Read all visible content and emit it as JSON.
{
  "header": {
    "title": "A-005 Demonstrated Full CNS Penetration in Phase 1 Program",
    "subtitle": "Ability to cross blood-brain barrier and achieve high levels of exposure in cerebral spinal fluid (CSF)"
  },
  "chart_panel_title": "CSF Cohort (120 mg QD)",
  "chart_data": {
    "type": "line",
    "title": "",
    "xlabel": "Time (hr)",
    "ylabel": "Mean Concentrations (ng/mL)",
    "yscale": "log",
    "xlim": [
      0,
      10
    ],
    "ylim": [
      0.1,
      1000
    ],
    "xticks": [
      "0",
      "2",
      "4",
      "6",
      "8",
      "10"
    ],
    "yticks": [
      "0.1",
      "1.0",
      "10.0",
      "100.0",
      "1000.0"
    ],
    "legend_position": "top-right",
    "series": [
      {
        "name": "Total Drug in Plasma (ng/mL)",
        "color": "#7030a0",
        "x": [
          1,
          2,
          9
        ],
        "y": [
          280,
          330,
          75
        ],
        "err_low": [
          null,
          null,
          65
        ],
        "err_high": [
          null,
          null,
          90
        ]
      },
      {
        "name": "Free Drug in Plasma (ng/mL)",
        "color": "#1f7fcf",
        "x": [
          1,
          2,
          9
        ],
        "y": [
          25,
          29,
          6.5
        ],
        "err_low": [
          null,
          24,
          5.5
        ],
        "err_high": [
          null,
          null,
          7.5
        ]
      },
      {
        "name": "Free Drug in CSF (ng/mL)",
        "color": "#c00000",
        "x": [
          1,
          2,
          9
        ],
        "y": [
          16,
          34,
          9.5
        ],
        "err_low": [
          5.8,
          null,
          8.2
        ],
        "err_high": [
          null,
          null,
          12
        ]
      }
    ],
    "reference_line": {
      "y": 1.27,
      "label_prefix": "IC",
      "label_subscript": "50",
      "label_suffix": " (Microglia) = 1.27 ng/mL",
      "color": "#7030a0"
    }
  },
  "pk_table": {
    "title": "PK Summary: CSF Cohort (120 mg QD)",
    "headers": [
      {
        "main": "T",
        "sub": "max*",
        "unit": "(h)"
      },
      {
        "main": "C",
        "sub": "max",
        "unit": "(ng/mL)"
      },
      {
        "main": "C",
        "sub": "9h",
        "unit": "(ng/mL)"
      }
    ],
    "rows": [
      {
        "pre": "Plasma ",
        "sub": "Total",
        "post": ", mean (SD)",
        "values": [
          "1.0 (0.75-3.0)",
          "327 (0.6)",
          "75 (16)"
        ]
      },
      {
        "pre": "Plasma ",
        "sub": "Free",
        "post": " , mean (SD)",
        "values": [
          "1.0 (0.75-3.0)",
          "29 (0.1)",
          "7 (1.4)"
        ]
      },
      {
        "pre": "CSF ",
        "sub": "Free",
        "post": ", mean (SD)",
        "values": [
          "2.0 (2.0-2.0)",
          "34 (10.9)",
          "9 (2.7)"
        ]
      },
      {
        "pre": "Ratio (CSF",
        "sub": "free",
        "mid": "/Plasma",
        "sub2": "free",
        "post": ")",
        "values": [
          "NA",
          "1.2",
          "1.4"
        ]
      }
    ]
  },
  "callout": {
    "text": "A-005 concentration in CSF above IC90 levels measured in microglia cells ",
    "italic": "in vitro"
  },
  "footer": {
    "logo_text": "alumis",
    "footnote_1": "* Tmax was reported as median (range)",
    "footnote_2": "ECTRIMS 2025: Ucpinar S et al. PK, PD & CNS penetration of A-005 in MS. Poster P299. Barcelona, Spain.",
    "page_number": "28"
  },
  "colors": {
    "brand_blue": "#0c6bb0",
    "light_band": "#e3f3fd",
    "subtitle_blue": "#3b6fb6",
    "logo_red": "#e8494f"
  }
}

◇ ◇ ◇ ◇ ◇ ◇ ◇

**What you have to do**: Your task is to restate the material above word for word.

**Written answer**:
Read all visible content and emit it as JSON.
{
  "header": {
    "title": "A-005 Demonstrated Full CNS Penetration in Phase 1 Program",
    "subtitle": "Ability to cross blood-brain barrier and achieve high levels of exposure in cerebral spinal fluid (CSF)"
  },
  "chart_panel_title": "CSF Cohort (120 mg QD)",
  "chart_data": {
    "type": "line",
    "title": "",
    "xlabel": "Time (hr)",
    "ylabel": "Mean Concentrations (ng/mL)",
    "yscale": "log",
    "xlim": [
      0,
      10
    ],
    "ylim": [
      0.1,
      1000
    ],
    "xticks": [
      "0",
      "2",
      "4",
      "6",
      "8",
      "10"
    ],
    "yticks": [
      "0.1",
      "1.0",
      "10.0",
      "100.0",
      "1000.0"
    ],
    "legend_position": "top-right",
    "series": [
      {
        "name": "Total Drug in Plasma (ng/mL)",
        "color": "#7030a0",
        "x": [
          1,
          2,
          9
        ],
        "y": [
          280,
          330,
          75
        ],
        "err_low": [
          null,
          null,
          65
        ],
        "err_high": [
          null,
          null,
          90
        ]
      },
      {
        "name": "Free Drug in Plasma (ng/mL)",
        "color": "#1f7fcf",
        "x": [
          1,
          2,
          9
        ],
        "y": [
          25,
          29,
          6.5
        ],
        "err_low": [
          null,
          24,
          5.5
        ],
        "err_high": [
          null,
          null,
          7.5
        ]
      },
      {
        "name": "Free Drug in CSF (ng/mL)",
        "color": "#c00000",
        "x": [
          1,
          2,
          9
        ],
        "y": [
          16,
          34,
          9.5
        ],
        "err_low": [
          5.8,
          null,
          8.2
        ],
        "err_high": [
          null,
          null,
          12
        ]
      }
    ],
    "reference_line": {
      "y": 1.27,
      "label_prefix": "IC",
      "label_subscript": "50",
      "label_suffix": " (Microglia) = 1.27 ng/mL",
      "color": "#7030a0"
    }
  },
  "pk_table": {
    "title": "PK Summary: CSF Cohort (120 mg QD)",
    "headers": [
      {
        "main": "T",
        "sub": "max*",
        "unit": "(h)"
      },
      {
        "main": "C",
        "sub": "max",
        "unit": "(ng/mL)"
      },
      {
        "main": "C",
        "sub": "9h",
        "unit": "(ng/mL)"
      }
    ],
    "rows": [
      {
        "pre": "Plasma ",
        "sub": "Total",
        "post": ", mean (SD)",
        "values": [
          "1.0 (0.75-3.0)",
          "327 (0.6)",
          "75 (16)"
        ]
      },
      {
        "pre": "Plasma ",
        "sub": "Free",
        "post": " , mean (SD)",
        "values": [
          "1.0 (0.75-3.0)",
          "29 (0.1)",
          "7 (1.4)"
        ]
      },
      {
        "pre": "CSF ",
        "sub": "Free",
        "post": ", mean (SD)",
        "values": [
          "2.0 (2.0-2.0)",
          "34 (10.9)",
          "9 (2.7)"
        ]
      },
      {
        "pre": "Ratio (CSF",
        "sub": "free",
        "mid": "/Plasma",
        "sub2": "free",
        "post": ")",
        "values": [
          "NA",
          "1.2",
          "1.4"
        ]
      }
    ]
  },
  "callout": {
    "text": "A-005 concentration in CSF above IC90 levels measured in microglia cells ",
    "italic": "in vitro"
  },
  "footer": {
    "logo_text": "alumis",
    "footnote_1": "* Tmax was reported as median (range)",
    "footnote_2": "ECTRIMS 2025: Ucpinar S et al. PK, PD & CNS penetration of A-005 in MS. Poster P299. Barcelona, Spain.",
    "page_number": "28"
  },
  "colors": {
    "brand_blue": "#0c6bb0",
    "light_band": "#e3f3fd",
    "subtitle_blue": "#3b6fb6",
    "logo_red": "#e8494f"
  }
}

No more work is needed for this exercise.